-- INFORMATION SUPPLIED start --

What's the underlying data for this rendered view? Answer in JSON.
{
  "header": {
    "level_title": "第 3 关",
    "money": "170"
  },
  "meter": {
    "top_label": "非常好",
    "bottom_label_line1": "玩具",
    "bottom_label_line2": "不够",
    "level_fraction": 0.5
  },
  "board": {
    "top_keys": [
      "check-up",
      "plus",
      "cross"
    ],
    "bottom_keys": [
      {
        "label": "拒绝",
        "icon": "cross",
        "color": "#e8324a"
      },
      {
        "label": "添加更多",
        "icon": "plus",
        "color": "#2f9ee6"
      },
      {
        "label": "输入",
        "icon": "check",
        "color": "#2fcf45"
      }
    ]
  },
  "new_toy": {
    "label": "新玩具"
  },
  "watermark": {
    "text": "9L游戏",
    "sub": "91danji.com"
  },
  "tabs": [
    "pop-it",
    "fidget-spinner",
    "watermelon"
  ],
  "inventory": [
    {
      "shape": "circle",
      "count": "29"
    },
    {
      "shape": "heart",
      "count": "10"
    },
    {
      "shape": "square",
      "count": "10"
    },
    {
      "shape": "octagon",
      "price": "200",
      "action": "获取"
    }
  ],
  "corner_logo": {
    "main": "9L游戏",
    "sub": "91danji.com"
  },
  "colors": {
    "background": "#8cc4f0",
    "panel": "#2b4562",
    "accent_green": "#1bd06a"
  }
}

-- INFORMATION SUPPLIED end --

List all lines in the material containing the string "shape".

## RESULT OF THE EXERCISE
      "shape": "circle",
      "shape": "heart",
      "shape": "square",
      "shape": "octagon",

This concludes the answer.